[Dataset entries on figures]
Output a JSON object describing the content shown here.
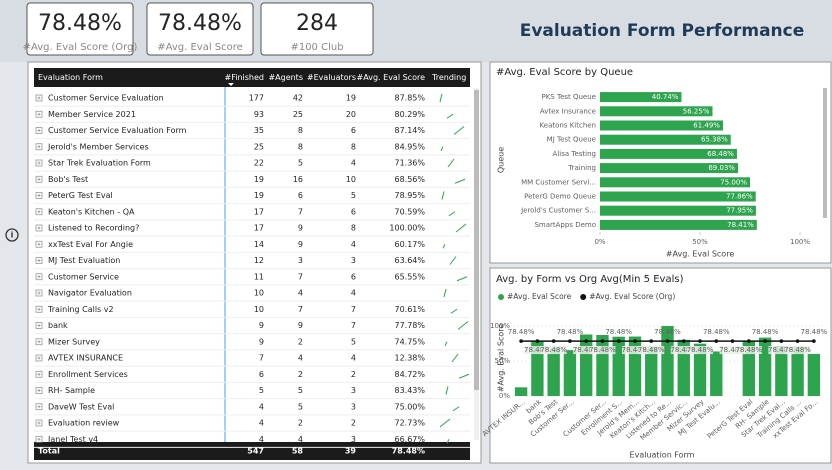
{
  "kpis": [
    {
      "value": "78.48%",
      "label": "#Avg. Eval Score (Org)"
    },
    {
      "value": "78.48%",
      "label": "#Avg. Eval Score"
    },
    {
      "value": "284",
      "label": "#100 Club"
    }
  ],
  "header": {
    "title": "Evaluation Form Performance"
  },
  "table": {
    "columns": [
      "Evaluation Form",
      "#Finished",
      "#Agents",
      "#Evaluators",
      "#Avg. Eval Score",
      "Trending"
    ],
    "rows": [
      [
        "Customer Service Evaluation",
        "177",
        "42",
        "19",
        "87.85%"
      ],
      [
        "Member Service 2021",
        "93",
        "25",
        "20",
        "80.29%"
      ],
      [
        "Customer Service Evaluation Form",
        "35",
        "8",
        "6",
        "87.14%"
      ],
      [
        "Jerold's Member Services",
        "25",
        "8",
        "8",
        "84.95%"
      ],
      [
        "Star Trek Evaluation Form",
        "22",
        "5",
        "4",
        "71.36%"
      ],
      [
        "Bob's Test",
        "19",
        "16",
        "10",
        "68.56%"
      ],
      [
        "PeterG Test Eval",
        "19",
        "6",
        "5",
        "78.95%"
      ],
      [
        "Keaton's Kitchen - QA",
        "17",
        "7",
        "6",
        "70.59%"
      ],
      [
        "Listened to Recording?",
        "17",
        "9",
        "8",
        "100.00%"
      ],
      [
        "xxTest Eval For Angie",
        "14",
        "9",
        "4",
        "60.17%"
      ],
      [
        "MJ Test Evaluation",
        "12",
        "3",
        "3",
        "63.64%"
      ],
      [
        "Customer Service",
        "11",
        "7",
        "6",
        "65.55%"
      ],
      [
        "Navigator Evaluation",
        "10",
        "4",
        "4",
        null
      ],
      [
        "Training Calls v2",
        "10",
        "7",
        "7",
        "70.61%"
      ],
      [
        "bank",
        "9",
        "9",
        "7",
        "77.78%"
      ],
      [
        "Mizer Survey",
        "9",
        "2",
        "5",
        "74.75%"
      ],
      [
        "AVTEX INSURANCE",
        "7",
        "4",
        "4",
        "12.38%"
      ],
      [
        "Enrollment Services",
        "6",
        "2",
        "2",
        "84.72%"
      ],
      [
        "RH- Sample",
        "5",
        "5",
        "3",
        "83.43%"
      ],
      [
        "DaveW Test Eval",
        "4",
        "5",
        "3",
        "75.00%"
      ],
      [
        "Evaluation review",
        "4",
        "2",
        "2",
        "72.73%"
      ],
      [
        "Janel Test v4",
        "4",
        "4",
        "3",
        "66.67%"
      ]
    ],
    "total": [
      "Total",
      "547",
      "58",
      "39",
      "78.48%"
    ]
  },
  "chart_data": [
    {
      "type": "hbar",
      "title": "#Avg. Eval Score by Queue",
      "xlabel": "#Avg. Eval Score",
      "ylabel": "Queue",
      "categories": [
        "PKS Test Queue",
        "Avtex Insurance",
        "Keatons Kitchen",
        "MJ Test Queue",
        "Alisa Testing",
        "Training",
        "MM Customer Servi...",
        "PeterG Demo Queue",
        "Jerold's Customer S...",
        "SmartApps Demo"
      ],
      "values": [
        40.74,
        56.25,
        61.49,
        65.38,
        68.48,
        69.03,
        75.0,
        77.86,
        77.95,
        78.41
      ],
      "value_labels": [
        "40.74%",
        "56.25%",
        "61.49%",
        "65.38%",
        "68.48%",
        "69.03%",
        "75.00%",
        "77.86%",
        "77.95%",
        "78.41%"
      ],
      "color": "#2ea44f",
      "xlim": [
        0,
        105
      ],
      "xticks": [
        {
          "value": 0,
          "label": "0%"
        },
        {
          "value": 50,
          "label": "50%"
        },
        {
          "value": 100,
          "label": "100%"
        }
      ]
    },
    {
      "type": "combo",
      "title": "Avg. by Form vs Org Avg(Min 5 Evals)",
      "xlabel": "Evaluation Form",
      "ylabel": "#Avg. Eval Score",
      "categories": [
        "AVTEX INSUR...",
        "bank",
        "Bob's Test",
        "Customer Ser...",
        null,
        "Customer Ser...",
        "Enrollment S...",
        "Jerold's Mem...",
        "Keaton's Kitch...",
        "Listened to Re...",
        "Member Servic...",
        "Mizer Survey",
        "MJ Test Evalu...",
        null,
        "PeterG Test Eval",
        "RH- Sample",
        "Star Trek Eval...",
        "Training Calls ...",
        "xxTest Eval Fo..."
      ],
      "series": [
        {
          "name": "#Avg. Eval Score",
          "type": "bar",
          "color": "#2ea44f",
          "values": [
            12.38,
            77.78,
            68.56,
            65.55,
            87.85,
            87.14,
            84.72,
            84.95,
            70.59,
            100,
            80.29,
            74.75,
            63.64,
            null,
            78.95,
            83.43,
            71.36,
            70.61,
            60.17
          ]
        },
        {
          "name": "#Avg. Eval Score (Org)",
          "type": "line",
          "color": "#111111",
          "values": [
            78.48,
            78.48,
            78.48,
            78.48,
            78.48,
            78.48,
            78.48,
            78.48,
            78.48,
            78.48,
            78.48,
            78.48,
            78.48,
            78.48,
            78.48,
            78.48,
            78.48,
            78.48,
            78.48
          ],
          "value_labels": [
            "78.48%",
            "78.48%",
            "78.48%",
            "78.48%",
            "78.48%",
            "78.48%",
            "78.48%",
            "78.48%",
            "78.48%",
            "78.48%",
            "78.48%",
            "78.48%",
            "78.48%",
            "78.48%",
            "78.48%",
            "78.48%",
            "78.48%",
            "78.48%",
            "78.48%"
          ]
        }
      ],
      "ylim": [
        0,
        110
      ],
      "yticks": [
        {
          "value": 0,
          "label": "0%"
        },
        {
          "value": 50,
          "label": "50%"
        },
        {
          "value": 100,
          "label": "100%"
        }
      ],
      "legend": "top-left"
    }
  ]
}
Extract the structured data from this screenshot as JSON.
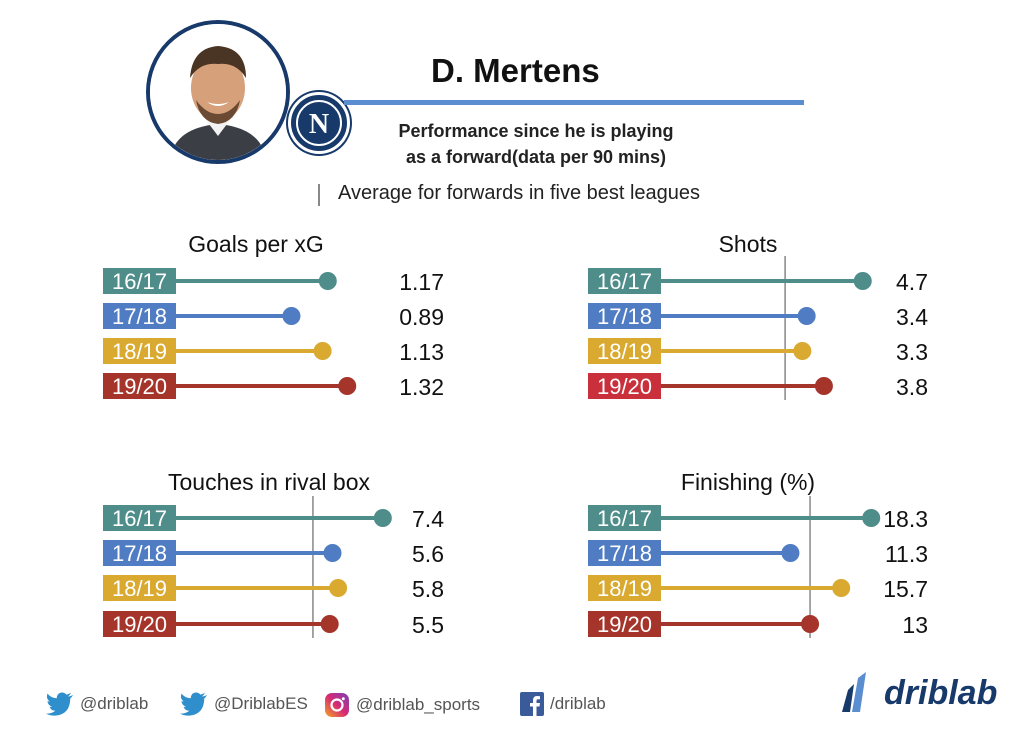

REQUIRED WORK
Which lines of the data include "Score"? Copy each of them.

CORRECT OUTPUT
      "label": "#Avg. Eval Score (Org)"
      "label": "#Avg. Eval Score"
      "#Avg. Eval Score",
      "title": "#Avg. Eval Score by Queue",
      "xlabel": "#Avg. Eval Score",
      "ylabel": "#Avg. Eval Score",
          "name": "#Avg. Eval Score",
          "name": "#Avg. Eval Score (Org)",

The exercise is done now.